▸ **EXERCISE GOAL**: Go through the lines below and copy each one that holds the string "косами".

▸ **INPUT FOR THIS TASK**:
******
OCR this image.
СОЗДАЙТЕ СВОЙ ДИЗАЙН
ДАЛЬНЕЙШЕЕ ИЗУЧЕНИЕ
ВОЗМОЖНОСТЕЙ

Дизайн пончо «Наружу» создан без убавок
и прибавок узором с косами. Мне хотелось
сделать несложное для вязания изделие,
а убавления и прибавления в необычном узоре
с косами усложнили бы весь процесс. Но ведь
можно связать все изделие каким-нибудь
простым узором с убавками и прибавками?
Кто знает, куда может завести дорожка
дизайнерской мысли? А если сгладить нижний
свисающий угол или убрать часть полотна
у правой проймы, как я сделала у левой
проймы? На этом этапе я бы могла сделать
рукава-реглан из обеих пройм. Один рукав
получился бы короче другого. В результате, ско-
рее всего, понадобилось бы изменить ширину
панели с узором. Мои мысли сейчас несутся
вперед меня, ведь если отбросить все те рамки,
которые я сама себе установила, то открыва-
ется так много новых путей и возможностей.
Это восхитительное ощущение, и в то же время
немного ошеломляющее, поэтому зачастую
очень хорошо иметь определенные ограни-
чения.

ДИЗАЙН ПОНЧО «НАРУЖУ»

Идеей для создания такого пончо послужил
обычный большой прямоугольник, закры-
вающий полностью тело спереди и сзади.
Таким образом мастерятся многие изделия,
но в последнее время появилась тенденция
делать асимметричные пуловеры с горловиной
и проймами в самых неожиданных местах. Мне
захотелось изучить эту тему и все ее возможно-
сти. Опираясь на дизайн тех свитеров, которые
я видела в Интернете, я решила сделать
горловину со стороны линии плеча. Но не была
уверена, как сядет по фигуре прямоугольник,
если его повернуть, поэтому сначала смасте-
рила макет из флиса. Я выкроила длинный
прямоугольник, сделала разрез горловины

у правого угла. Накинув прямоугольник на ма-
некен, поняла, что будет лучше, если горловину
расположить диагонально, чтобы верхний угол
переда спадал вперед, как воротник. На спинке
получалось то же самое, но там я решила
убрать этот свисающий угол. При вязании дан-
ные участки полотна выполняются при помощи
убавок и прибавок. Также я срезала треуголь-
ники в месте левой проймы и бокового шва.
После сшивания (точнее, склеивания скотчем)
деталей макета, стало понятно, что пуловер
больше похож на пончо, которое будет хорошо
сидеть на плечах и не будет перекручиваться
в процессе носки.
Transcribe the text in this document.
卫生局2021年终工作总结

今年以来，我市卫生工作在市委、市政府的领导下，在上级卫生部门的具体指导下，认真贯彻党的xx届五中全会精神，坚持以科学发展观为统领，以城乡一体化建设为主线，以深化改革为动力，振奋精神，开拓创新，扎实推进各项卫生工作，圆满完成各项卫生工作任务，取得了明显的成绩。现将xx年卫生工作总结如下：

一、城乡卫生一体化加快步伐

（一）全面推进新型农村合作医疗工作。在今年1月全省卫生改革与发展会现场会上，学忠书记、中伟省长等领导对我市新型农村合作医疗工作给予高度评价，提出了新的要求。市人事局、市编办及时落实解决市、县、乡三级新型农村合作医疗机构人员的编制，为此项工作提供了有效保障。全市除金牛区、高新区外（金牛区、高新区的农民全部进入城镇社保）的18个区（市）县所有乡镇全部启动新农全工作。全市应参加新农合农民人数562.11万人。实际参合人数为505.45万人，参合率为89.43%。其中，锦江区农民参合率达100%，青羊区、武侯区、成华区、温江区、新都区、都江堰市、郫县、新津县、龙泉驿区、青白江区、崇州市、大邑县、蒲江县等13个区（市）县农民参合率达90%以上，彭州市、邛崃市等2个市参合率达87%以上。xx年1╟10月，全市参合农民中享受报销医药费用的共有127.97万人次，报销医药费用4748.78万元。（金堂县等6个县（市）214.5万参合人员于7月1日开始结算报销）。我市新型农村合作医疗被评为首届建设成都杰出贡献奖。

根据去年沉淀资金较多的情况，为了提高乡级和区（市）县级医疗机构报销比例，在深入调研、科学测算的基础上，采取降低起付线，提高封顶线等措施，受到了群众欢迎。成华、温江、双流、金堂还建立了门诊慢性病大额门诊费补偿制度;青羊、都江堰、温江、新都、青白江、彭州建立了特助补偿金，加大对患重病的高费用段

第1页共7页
******
▸ **SOLUTION TO THIS PROBLEM**:
и прибавок узором с косами. Мне хотелось
с косами усложнили бы весь процесс. Но ведь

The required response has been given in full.